* Alıntılanan metin *
========

Mart 2015'te, Ethereum'un resmi blogu, Ethereum'un dört gelişim aşamasının planını sistematik olarak duyurdu ve altyapı teknolojisinden geniş kullanıcı uygulamalarına kadar olan evrim yolunu belirledi: Aşama bir Frontier (Sınır), ana hedef madencilik operasyonlarını başlatmak, Ethereum ile Bitcoin arasında bir ticaret akış mekanizması oluşturmak, DApp testlerini başlatmak ve erken kullanıcıların Ether ile akıllı sözleşmeler yüklemelerine yardımcı olmaktır; Aşama iki Homestead (Evi), Frontier'den sonraki resmi aşamadır; Aşama üç Metropolis (Büyükşehir), Ethereum'un genel kullanıcılara grafiksel arayüz sunmaya başladığı aşamayı simgeler; Aşama dört Serenity (Sakinlik), ana hedefin iş kanıtından (PoW) hisse kanıtına (PoS) geçiş olduğu aşamadır.

========

Öğe konum verileri:
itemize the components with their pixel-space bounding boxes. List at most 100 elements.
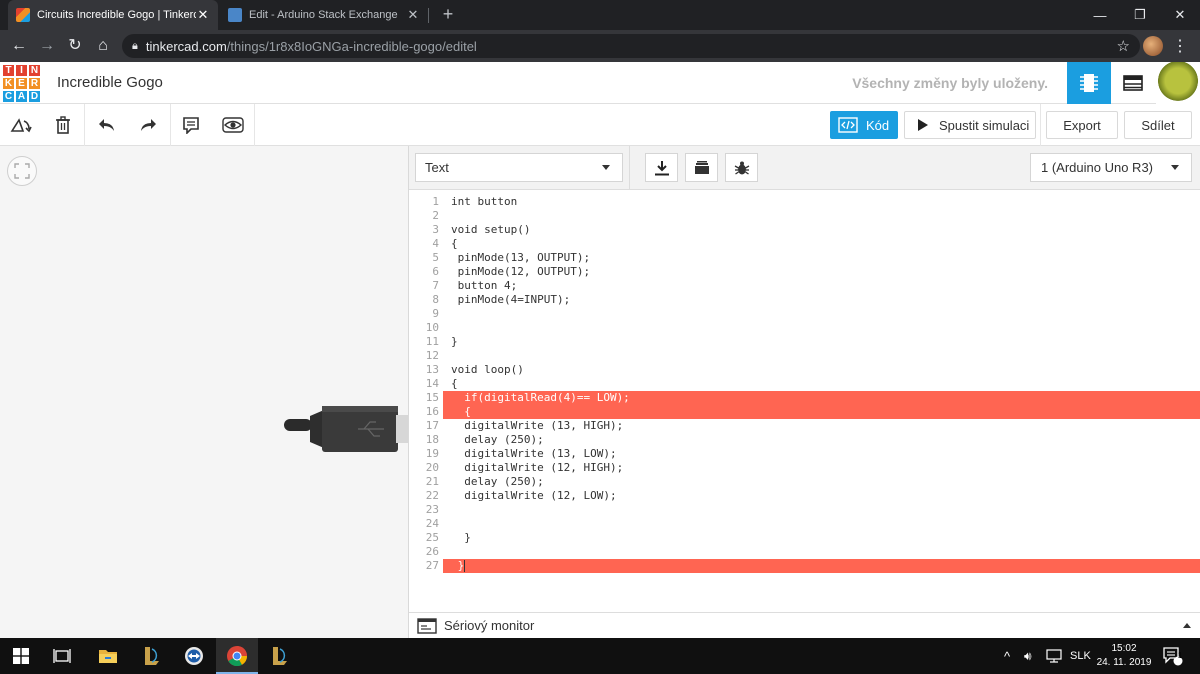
undo-button[interactable] — [92, 111, 122, 139]
text-cursor — [464, 560, 466, 572]
line-number: 23 — [425, 503, 439, 516]
redo-button[interactable] — [133, 111, 163, 139]
browser-menu-icon[interactable]: ⋮ — [1172, 36, 1188, 56]
code-line[interactable]: 7 button 4; — [409, 279, 1200, 293]
league-client-icon[interactable] — [140, 644, 164, 668]
windows-start-icon[interactable] — [9, 644, 33, 668]
bookmark-star-icon[interactable]: ☆ — [1117, 37, 1130, 55]
code-line[interactable]: 3 void setup() — [409, 223, 1200, 237]
input-language[interactable]: SLK — [1070, 638, 1091, 674]
code-line[interactable]: 19 digitalWrite (13, LOW); — [409, 447, 1200, 461]
code-line[interactable]: 17 digitalWrite (13, HIGH); — [409, 419, 1200, 433]
minimize-icon[interactable]: — — [1080, 0, 1120, 30]
code-text: } — [451, 531, 471, 545]
address-bar-row: ← → ↻ ⌂ 🔒︎ tinkercad.com/things/1r8x8IoG… — [0, 30, 1200, 62]
download-code-button[interactable] — [645, 153, 678, 182]
restore-icon[interactable]: ❐ — [1120, 0, 1160, 30]
code-line[interactable]: 24 — [409, 517, 1200, 531]
logo-tile: N — [28, 64, 41, 77]
redo-icon — [141, 119, 156, 131]
tinkercad-favicon-icon — [16, 8, 30, 22]
visibility-button[interactable] — [218, 111, 248, 139]
export-button[interactable]: Export — [1046, 111, 1118, 139]
code-text-content: digitalWrite (13, LOW); — [451, 447, 617, 460]
code-line[interactable]: 22 digitalWrite (12, LOW); — [409, 489, 1200, 503]
chrome-icon[interactable] — [225, 644, 249, 668]
code-text-content: { — [451, 405, 471, 418]
line-number: 12 — [425, 349, 439, 362]
debugger-button[interactable] — [725, 153, 758, 182]
code-line[interactable]: 6 pinMode(12, OUTPUT); — [409, 265, 1200, 279]
code-line[interactable]: 26 — [409, 545, 1200, 559]
code-line[interactable]: 12 — [409, 349, 1200, 363]
code-line[interactable]: 11} — [409, 335, 1200, 349]
teamviewer-icon[interactable] — [182, 644, 206, 668]
circuit-view-button[interactable] — [1067, 62, 1111, 104]
lock-icon: 🔒︎ — [132, 39, 138, 52]
browser-tab-bar: Circuits Incredible Gogo | Tinkercad ✕ E… — [0, 0, 1200, 30]
code-line-error[interactable]: 27 } — [409, 559, 1200, 573]
close-tab-icon[interactable]: ✕ — [196, 7, 210, 23]
rotate-button[interactable] — [6, 111, 36, 139]
code-line[interactable]: 13 void loop() — [409, 363, 1200, 377]
back-icon[interactable]: ← — [8, 36, 30, 56]
serial-monitor-bar[interactable]: Sériový monitor — [409, 612, 1200, 638]
line-number: 1 — [432, 195, 439, 208]
share-button[interactable]: Sdílet — [1124, 111, 1192, 139]
tab-tinkercad[interactable]: Circuits Incredible Gogo | Tinkercad ✕ — [8, 0, 218, 30]
code-editor[interactable]: 1 int button 2 3 void setup() 4{5 pinMode(13,… — [409, 190, 1200, 612]
fit-view-button[interactable] — [7, 156, 37, 186]
tab-stack-exchange[interactable]: Edit - Arduino Stack Exchange ✕ — [220, 0, 428, 30]
code-line[interactable]: 1 int button — [409, 195, 1200, 209]
chevron-up-icon[interactable] — [1183, 623, 1191, 628]
home-icon[interactable]: ⌂ — [92, 36, 114, 56]
code-line[interactable]: 23 — [409, 503, 1200, 517]
code-line[interactable]: 2 — [409, 209, 1200, 223]
code-line[interactable]: 14 { — [409, 377, 1200, 391]
profile-avatar-icon[interactable] — [1143, 36, 1163, 56]
libraries-button[interactable] — [685, 153, 718, 182]
code-button[interactable]: Kód — [830, 111, 898, 139]
code-line-error[interactable]: 16 { — [409, 405, 1200, 419]
code-line[interactable]: 18 delay (250); — [409, 433, 1200, 447]
code-line[interactable]: 25 } — [409, 531, 1200, 545]
close-tab-icon[interactable]: ✕ — [406, 7, 420, 23]
user-avatar[interactable] — [1156, 62, 1200, 104]
show-hidden-icons-icon[interactable]: ^ — [1004, 638, 1010, 674]
window-close-icon[interactable]: ✕ — [1160, 0, 1200, 30]
code-line-error[interactable]: 15 if(digitalRead(4)== LOW); — [409, 391, 1200, 405]
notifications-icon[interactable]: 1 — [1162, 638, 1184, 674]
code-mode-select[interactable]: Text — [415, 153, 623, 182]
task-view-icon[interactable] — [50, 644, 74, 668]
code-line[interactable]: 9 — [409, 307, 1200, 321]
component-list-button[interactable] — [1111, 62, 1155, 104]
usb-cable-icon[interactable] — [280, 404, 408, 454]
file-explorer-icon[interactable] — [96, 644, 120, 668]
code-line[interactable]: 8 pinMode(4=INPUT); — [409, 293, 1200, 307]
line-number: 7 — [432, 279, 439, 292]
tinkercad-logo[interactable]: TINKERCAD — [2, 64, 41, 103]
line-number: 14 — [425, 377, 439, 390]
league-game-icon[interactable] — [268, 644, 292, 668]
code-text-content: void loop() — [451, 363, 524, 376]
network-icon[interactable] — [1046, 638, 1062, 674]
notes-icon — [183, 117, 199, 134]
new-tab-icon[interactable]: + — [438, 4, 458, 25]
system-clock[interactable]: 15:02 24. 11. 2019 — [1094, 642, 1154, 670]
play-icon — [918, 119, 928, 131]
start-simulation-button[interactable]: Spustit simulaci — [904, 111, 1036, 139]
delete-button[interactable] — [48, 111, 78, 139]
code-line[interactable]: 20 digitalWrite (12, HIGH); — [409, 461, 1200, 475]
design-title[interactable]: Incredible Gogo — [57, 74, 163, 91]
circuit-workplane[interactable] — [0, 146, 408, 638]
code-line[interactable]: 5 pinMode(13, OUTPUT); — [409, 251, 1200, 265]
reload-icon[interactable]: ↻ — [64, 36, 86, 56]
notes-button[interactable] — [176, 111, 206, 139]
code-line[interactable]: 4{ — [409, 237, 1200, 251]
device-select[interactable]: 1 (Arduino Uno R3) — [1030, 153, 1192, 182]
volume-icon[interactable]: 🔊︎ — [1024, 638, 1032, 674]
forward-icon[interactable]: → — [36, 36, 58, 56]
code-line[interactable]: 10 — [409, 321, 1200, 335]
url-input[interactable]: 🔒︎ tinkercad.com/things/1r8x8IoGNGa-incr… — [122, 34, 1140, 58]
code-line[interactable]: 21 delay (250); — [409, 475, 1200, 489]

========

* Yapılacak iş *
Ethereum'un gelişim aşamalarını anlatan metinde "Mart 2015'te, Ethereum'un" ile "geçiş olduğu aşamadır." arasındaki bölümü, iki uç da dahil, harfi harfine döndür.

* Alıştırma sonucu *
Mart 2015'te, Ethereum'un resmi blogu, Ethereum'un dört gelişim aşamasının planını sistematik olarak duyurdu ve altyapı teknolojisinden geniş kullanıcı uygulamalarına kadar olan evrim yolunu belirledi: Aşama bir Frontier (Sınır), ana hedef madencilik operasyonlarını başlatmak, Ethereum ile Bitcoin arasında bir ticaret akış mekanizması oluşturmak, DApp testlerini başlatmak ve erken kullanıcıların Ether ile akıllı sözleşmeler yüklemelerine yardımcı olmaktır; Aşama iki Homestead (Evi), Frontier'den sonraki resmi aşamadır; Aşama üç Metropolis (Büyükşehir), Ethereum'un genel kullanıcılara grafiksel arayüz sunmaya başladığı aşamayı simgeler; Aşama dört Serenity (Sakinlik), ana hedefin iş kanıtından (PoW) hisse kanıtına (PoS) geçiş olduğu aşamadır.